• What is required
Within the records below, find each line that holds the string "Geral", then copy it.

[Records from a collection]
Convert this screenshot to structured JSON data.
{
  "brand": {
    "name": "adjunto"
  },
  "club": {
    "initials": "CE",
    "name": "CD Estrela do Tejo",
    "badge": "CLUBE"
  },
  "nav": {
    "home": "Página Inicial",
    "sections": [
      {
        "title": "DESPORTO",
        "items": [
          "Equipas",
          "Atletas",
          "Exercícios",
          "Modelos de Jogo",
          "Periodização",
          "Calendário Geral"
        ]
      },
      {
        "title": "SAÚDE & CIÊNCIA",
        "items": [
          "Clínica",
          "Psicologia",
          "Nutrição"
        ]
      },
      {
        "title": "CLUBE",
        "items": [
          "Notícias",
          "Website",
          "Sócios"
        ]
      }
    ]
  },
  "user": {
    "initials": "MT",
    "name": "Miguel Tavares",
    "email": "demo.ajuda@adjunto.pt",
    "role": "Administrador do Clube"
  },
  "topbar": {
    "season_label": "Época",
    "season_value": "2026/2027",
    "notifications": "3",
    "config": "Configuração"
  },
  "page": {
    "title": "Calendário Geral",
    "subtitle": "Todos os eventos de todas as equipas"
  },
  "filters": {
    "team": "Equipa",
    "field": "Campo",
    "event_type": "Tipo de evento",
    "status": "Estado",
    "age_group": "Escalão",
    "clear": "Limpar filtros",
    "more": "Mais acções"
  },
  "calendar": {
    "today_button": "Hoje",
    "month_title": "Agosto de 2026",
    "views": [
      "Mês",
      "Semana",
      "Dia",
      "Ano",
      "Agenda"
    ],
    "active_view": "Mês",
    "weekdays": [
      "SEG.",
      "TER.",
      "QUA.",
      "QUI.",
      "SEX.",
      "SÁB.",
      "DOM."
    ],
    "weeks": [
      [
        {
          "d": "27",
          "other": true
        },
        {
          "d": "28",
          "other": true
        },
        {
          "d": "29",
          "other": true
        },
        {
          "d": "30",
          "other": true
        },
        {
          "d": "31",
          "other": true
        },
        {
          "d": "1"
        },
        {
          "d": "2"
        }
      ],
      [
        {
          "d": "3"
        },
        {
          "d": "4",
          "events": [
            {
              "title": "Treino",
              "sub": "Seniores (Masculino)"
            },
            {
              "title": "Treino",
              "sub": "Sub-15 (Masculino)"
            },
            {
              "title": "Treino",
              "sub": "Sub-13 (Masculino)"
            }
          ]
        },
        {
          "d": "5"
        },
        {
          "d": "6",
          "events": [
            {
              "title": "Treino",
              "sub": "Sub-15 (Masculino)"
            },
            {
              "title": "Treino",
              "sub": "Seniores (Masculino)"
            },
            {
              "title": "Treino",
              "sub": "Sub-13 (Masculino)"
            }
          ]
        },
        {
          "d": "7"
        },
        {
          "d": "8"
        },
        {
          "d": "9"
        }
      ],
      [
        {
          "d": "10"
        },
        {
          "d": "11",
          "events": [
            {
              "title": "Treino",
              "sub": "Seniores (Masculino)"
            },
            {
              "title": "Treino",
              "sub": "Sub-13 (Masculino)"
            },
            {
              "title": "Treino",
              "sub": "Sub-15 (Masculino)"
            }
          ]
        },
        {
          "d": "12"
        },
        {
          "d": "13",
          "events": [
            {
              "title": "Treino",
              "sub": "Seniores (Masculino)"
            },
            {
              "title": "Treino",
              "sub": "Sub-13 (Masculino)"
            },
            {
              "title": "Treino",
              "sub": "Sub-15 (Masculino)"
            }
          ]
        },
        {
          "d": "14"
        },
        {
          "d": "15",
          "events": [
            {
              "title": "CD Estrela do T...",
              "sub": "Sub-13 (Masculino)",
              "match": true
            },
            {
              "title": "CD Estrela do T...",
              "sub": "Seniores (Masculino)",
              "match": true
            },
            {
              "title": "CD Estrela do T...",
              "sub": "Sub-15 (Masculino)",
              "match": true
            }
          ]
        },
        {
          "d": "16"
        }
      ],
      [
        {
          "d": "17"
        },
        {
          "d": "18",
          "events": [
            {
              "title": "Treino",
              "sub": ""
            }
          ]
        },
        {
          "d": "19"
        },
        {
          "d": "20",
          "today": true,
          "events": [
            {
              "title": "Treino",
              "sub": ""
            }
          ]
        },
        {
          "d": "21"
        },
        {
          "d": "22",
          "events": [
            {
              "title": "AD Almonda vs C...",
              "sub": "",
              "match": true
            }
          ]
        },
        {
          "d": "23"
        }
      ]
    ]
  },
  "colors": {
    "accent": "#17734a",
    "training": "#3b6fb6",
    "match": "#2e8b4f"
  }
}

• Output of the exercise
          "Calendário Geral"
    "title": "Calendário Geral",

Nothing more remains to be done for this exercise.